## Begin Dataset rows
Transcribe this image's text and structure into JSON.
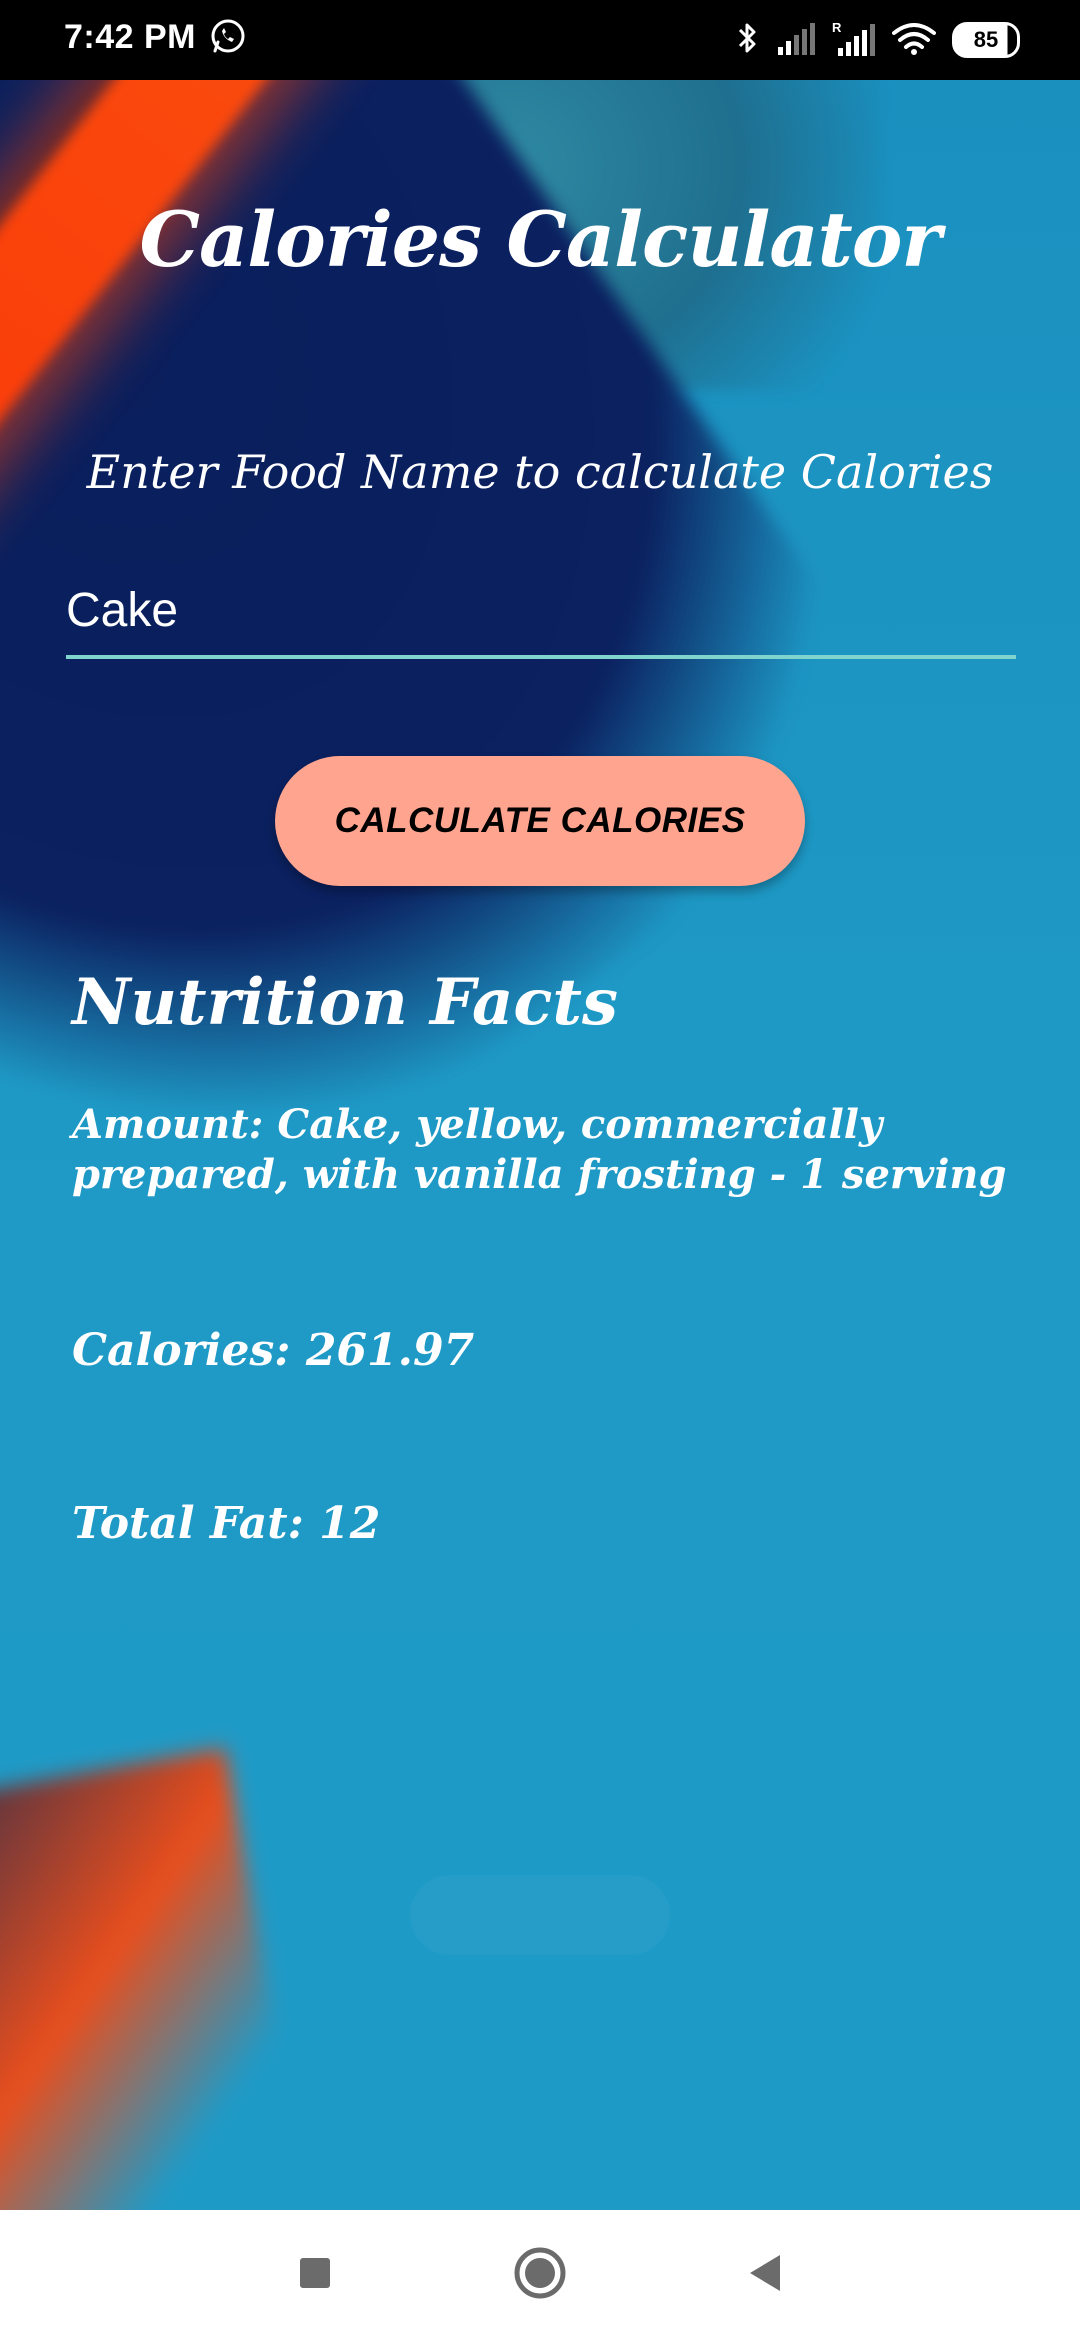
{
  "status_bar": {
    "time": "7:42 PM",
    "battery": "85",
    "icons": [
      "whatsapp-icon",
      "bluetooth-icon",
      "signal-icon",
      "signal-roaming-icon",
      "wifi-icon",
      "battery-icon"
    ]
  },
  "app": {
    "title": "Calories Calculator",
    "subtitle": "Enter Food Name to calculate Calories",
    "food_input_value": "Cake",
    "calculate_button_label": "CALCULATE CALORIES",
    "nutrition_heading": "Nutrition Facts",
    "amount_text": "Amount: Cake, yellow, commercially prepared, with vanilla frosting - 1 serving",
    "calories_text": "Calories: 261.97",
    "total_fat_text": "Total Fat: 12"
  },
  "nav_bar": {
    "buttons": [
      "recents-square-icon",
      "home-circle-icon",
      "back-triangle-icon"
    ]
  },
  "colors": {
    "accent_button": "#ffa48f",
    "input_underline": "#7fd5cd",
    "background_blue": "#1f9ac6",
    "background_orange": "#ff4a0a",
    "background_navy": "#0b2160"
  }
}
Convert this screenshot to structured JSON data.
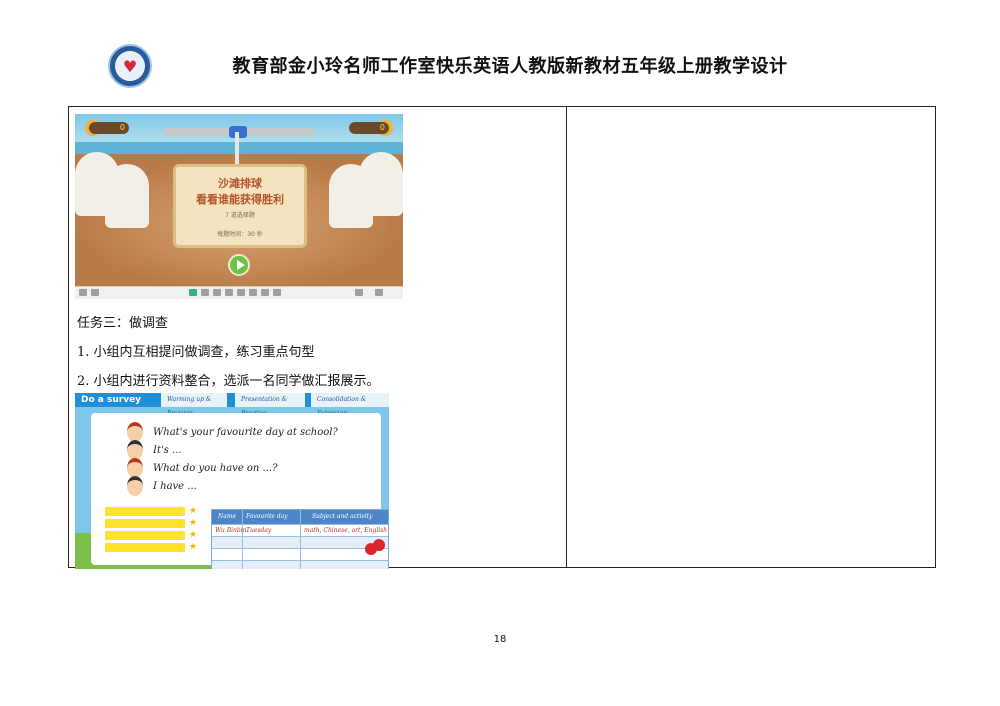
{
  "header": {
    "title": "教育部金小玲名师工作室快乐英语人教版新教材五年级上册教学设计"
  },
  "game_screenshot": {
    "score_left": "0",
    "score_right": "0",
    "line1": "沙滩排球",
    "line2": "看看谁能获得胜利",
    "hint": "7 道选择题",
    "time_text": "每题时间：30 秒"
  },
  "task": {
    "heading": "任务三：做调查",
    "step1": "1. 小组内互相提问做调查，练习重点句型",
    "step2": "2. 小组内进行资料整合，选派一名同学做汇报展示。"
  },
  "survey_screenshot": {
    "title": "Do a survey",
    "tabs": [
      "Warming up & Revision",
      "Presentation & Practice",
      "Consolidation & Extension"
    ],
    "lines": [
      "What's your favourite day at school?",
      "It's ...",
      "What do you have on ...?",
      "I have ..."
    ],
    "table_headers": [
      "Name",
      "Favourite day",
      "Subject and activity"
    ],
    "table_row": [
      "Wu Binbin",
      "Tuesday",
      "math, Chinese, art, English"
    ],
    "tags": [
      "",
      "",
      "",
      ""
    ]
  },
  "page": {
    "number": "18"
  }
}
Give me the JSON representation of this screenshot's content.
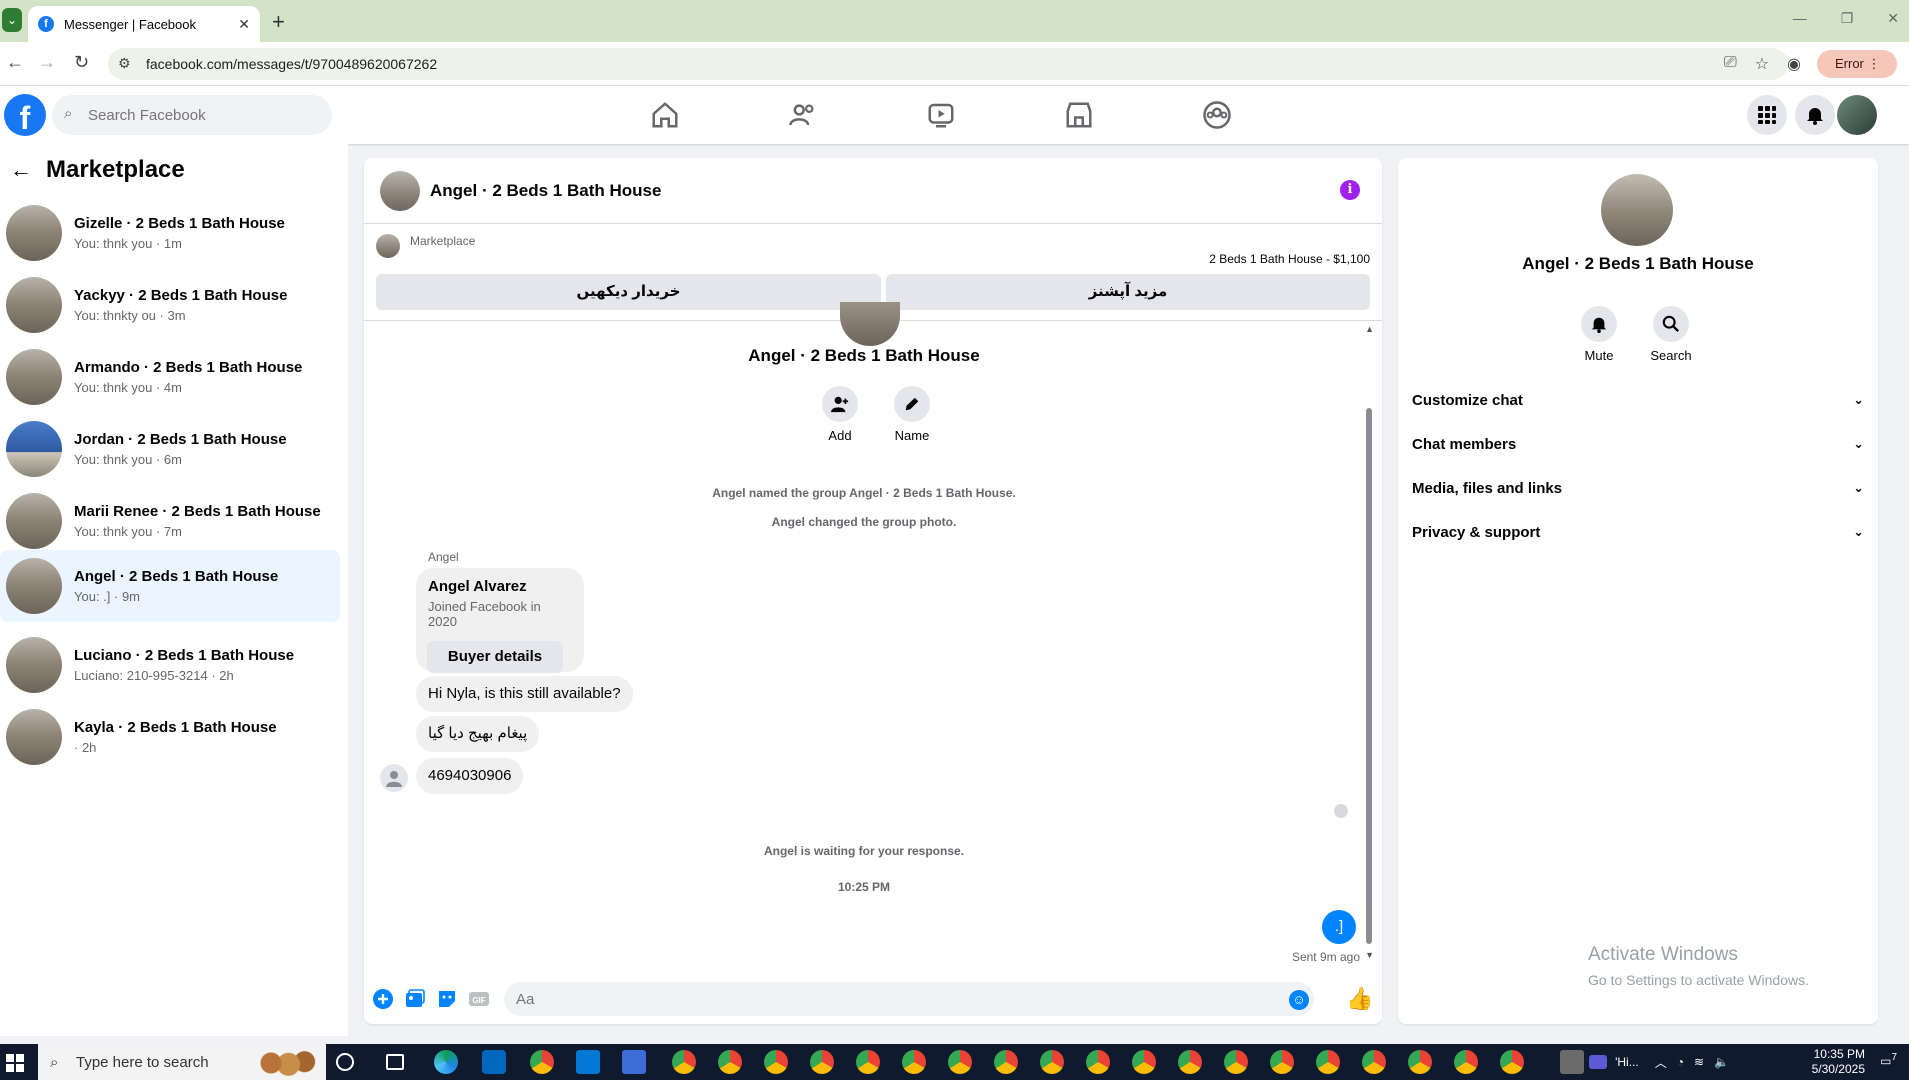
{
  "browser": {
    "tab_title": "Messenger | Facebook",
    "url": "facebook.com/messages/t/9700489620067262",
    "status_pill": "Error"
  },
  "fbnav": {
    "search_placeholder": "Search Facebook"
  },
  "sidebar": {
    "title": "Marketplace",
    "conversations": [
      {
        "name": "Gizelle · 2 Beds 1 Bath House",
        "snippet": "You: thnk you · 1m"
      },
      {
        "name": "Yackyy · 2 Beds 1 Bath House",
        "snippet": "You: thnkty ou · 3m"
      },
      {
        "name": "Armando · 2 Beds 1 Bath House",
        "snippet": "You: thnk you · 4m"
      },
      {
        "name": "Jordan · 2 Beds 1 Bath House",
        "snippet": "You: thnk you · 6m"
      },
      {
        "name": "Marii Renee · 2 Beds 1 Bath House",
        "snippet": "You: thnk you · 7m"
      },
      {
        "name": "Angel · 2 Beds 1 Bath House",
        "snippet": "You: .] · 9m"
      },
      {
        "name": "Luciano · 2 Beds 1 Bath House",
        "snippet": "Luciano: 210-995-3214 · 2h"
      },
      {
        "name": "Kayla · 2 Beds 1 Bath House",
        "snippet": " · 2h"
      }
    ]
  },
  "chat": {
    "header_name": "Angel · 2 Beds 1 Bath House",
    "marketplace_label": "Marketplace",
    "listing_price": "2 Beds 1 Bath House - $1,100",
    "btn_view_buyer": "خریدار دیکھیں",
    "btn_more_options": "مزید آپشنز",
    "group_name": "Angel · 2 Beds 1 Bath House",
    "action_add": "Add",
    "action_name": "Name",
    "sys_named": "Angel named the group Angel · 2 Beds 1 Bath House.",
    "sys_photo": "Angel changed the group photo.",
    "sender": "Angel",
    "card_name": "Angel Alvarez",
    "card_sub": "Joined Facebook in 2020",
    "card_btn": "Buyer details",
    "msg1": "Hi Nyla, is this still available?",
    "msg2": "پیغام بھیج دیا گیا",
    "msg3": "4694030906",
    "waiting": "Angel is waiting for your response.",
    "time": "10:25 PM",
    "out_msg": ".]",
    "sent": "Sent 9m ago",
    "composer_placeholder": "Aa"
  },
  "rpanel": {
    "name": "Angel · 2 Beds 1 Bath House",
    "mute": "Mute",
    "search": "Search",
    "rows": [
      "Customize chat",
      "Chat members",
      "Media, files and links",
      "Privacy & support"
    ]
  },
  "watermark": {
    "line1": "Activate Windows",
    "line2": "Go to Settings to activate Windows."
  },
  "taskbar": {
    "search_placeholder": "Type here to search",
    "tray_text": "'Hi...",
    "time": "10:35 PM",
    "date": "5/30/2025",
    "notif_count": "7"
  },
  "colors": {
    "fb_blue": "#1877f2",
    "messenger_blue": "#0084ff",
    "info_purple": "#a020f0"
  }
}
## End Dataset rows
* [Aim]:
Repeat the material above verbatim, with no pictures in the output.

* [The solution]:
Transcribe this image's text and structure into JSON.
{
  "status_bar": {
    "time": "7:42 PM",
    "battery": "85",
    "icons": [
      "whatsapp-icon",
      "bluetooth-icon",
      "signal-icon",
      "signal-roaming-icon",
      "wifi-icon",
      "battery-icon"
    ]
  },
  "app": {
    "title": "Calories Calculator",
    "subtitle": "Enter Food Name to calculate Calories",
    "food_input_value": "Cake",
    "calculate_button_label": "CALCULATE CALORIES",
    "nutrition_heading": "Nutrition Facts",
    "amount_text": "Amount: Cake, yellow, commercially prepared, with vanilla frosting - 1 serving",
    "calories_text": "Calories: 261.97",
    "total_fat_text": "Total Fat: 12"
  },
  "nav_bar": {
    "buttons": [
      "recents-square-icon",
      "home-circle-icon",
      "back-triangle-icon"
    ]
  },
  "colors": {
    "accent_button": "#ffa48f",
    "input_underline": "#7fd5cd",
    "background_blue": "#1f9ac6",
    "background_orange": "#ff4a0a",
    "background_navy": "#0b2160"
  }
}
Convert this screenshot to structured JSON data.
{
  "header": {
    "title": "教育部金小玲名师工作室快乐英语人教版新教材五年级上册教学设计"
  },
  "game_screenshot": {
    "score_left": "0",
    "score_right": "0",
    "line1": "沙滩排球",
    "line2": "看看谁能获得胜利",
    "hint": "7 道选择题",
    "time_text": "每题时间：30 秒"
  },
  "task": {
    "heading": "任务三：做调查",
    "step1": "1. 小组内互相提问做调查，练习重点句型",
    "step2": "2. 小组内进行资料整合，选派一名同学做汇报展示。"
  },
  "survey_screenshot": {
    "title": "Do a survey",
    "tabs": [
      "Warming up & Revision",
      "Presentation & Practice",
      "Consolidation & Extension"
    ],
    "lines": [
      "What's your favourite day at school?",
      "It's ...",
      "What do you have on ...?",
      "I have ..."
    ],
    "table_headers": [
      "Name",
      "Favourite day",
      "Subject and activity"
    ],
    "table_row": [
      "Wu Binbin",
      "Tuesday",
      "math, Chinese, art, English"
    ],
    "tags": [
      "",
      "",
      "",
      ""
    ]
  },
  "page": {
    "number": "18"
  }
}
Give me the JSON representation of this screenshot's content.
{
  "browser": {
    "tab_title": "Messenger | Facebook",
    "url": "facebook.com/messages/t/9700489620067262",
    "status_pill": "Error"
  },
  "fbnav": {
    "search_placeholder": "Search Facebook"
  },
  "sidebar": {
    "title": "Marketplace",
    "conversations": [
      {
        "name": "Gizelle · 2 Beds 1 Bath House",
        "snippet": "You: thnk you · 1m"
      },
      {
        "name": "Yackyy · 2 Beds 1 Bath House",
        "snippet": "You: thnkty ou · 3m"
      },
      {
        "name": "Armando · 2 Beds 1 Bath House",
        "snippet": "You: thnk you · 4m"
      },
      {
        "name": "Jordan · 2 Beds 1 Bath House",
        "snippet": "You: thnk you · 6m"
      },
      {
        "name": "Marii Renee · 2 Beds 1 Bath House",
        "snippet": "You: thnk you · 7m"
      },
      {
        "name": "Angel · 2 Beds 1 Bath House",
        "snippet": "You: .] · 9m"
      },
      {
        "name": "Luciano · 2 Beds 1 Bath House",
        "snippet": "Luciano: 210-995-3214 · 2h"
      },
      {
        "name": "Kayla · 2 Beds 1 Bath House",
        "snippet": " · 2h"
      }
    ]
  },
  "chat": {
    "header_name": "Angel · 2 Beds 1 Bath House",
    "marketplace_label": "Marketplace",
    "listing_price": "2 Beds 1 Bath House - $1,100",
    "btn_view_buyer": "خریدار دیکھیں",
    "btn_more_options": "مزید آپشنز",
    "group_name": "Angel · 2 Beds 1 Bath House",
    "action_add": "Add",
    "action_name": "Name",
    "sys_named": "Angel named the group Angel · 2 Beds 1 Bath House.",
    "sys_photo": "Angel changed the group photo.",
    "sender": "Angel",
    "card_name": "Angel Alvarez",
    "card_sub": "Joined Facebook in 2020",
    "card_btn": "Buyer details",
    "msg1": "Hi Nyla, is this still available?",
    "msg2": "پیغام بھیج دیا گیا",
    "msg3": "4694030906",
    "waiting": "Angel is waiting for your response.",
    "time": "10:25 PM",
    "out_msg": ".]",
    "sent": "Sent 9m ago",
    "composer_placeholder": "Aa"
  },
  "rpanel": {
    "name": "Angel · 2 Beds 1 Bath House",
    "mute": "Mute",
    "search": "Search",
    "rows": [
      "Customize chat",
      "Chat members",
      "Media, files and links",
      "Privacy & support"
    ]
  },
  "watermark": {
    "line1": "Activate Windows",
    "line2": "Go to Settings to activate Windows."
  },
  "taskbar": {
    "search_placeholder": "Type here to search",
    "tray_text": "'Hi...",
    "time": "10:35 PM",
    "date": "5/30/2025",
    "notif_count": "7"
  },
  "colors": {
    "fb_blue": "#1877f2",
    "messenger_blue": "#0084ff",
    "info_purple": "#a020f0"
  }
}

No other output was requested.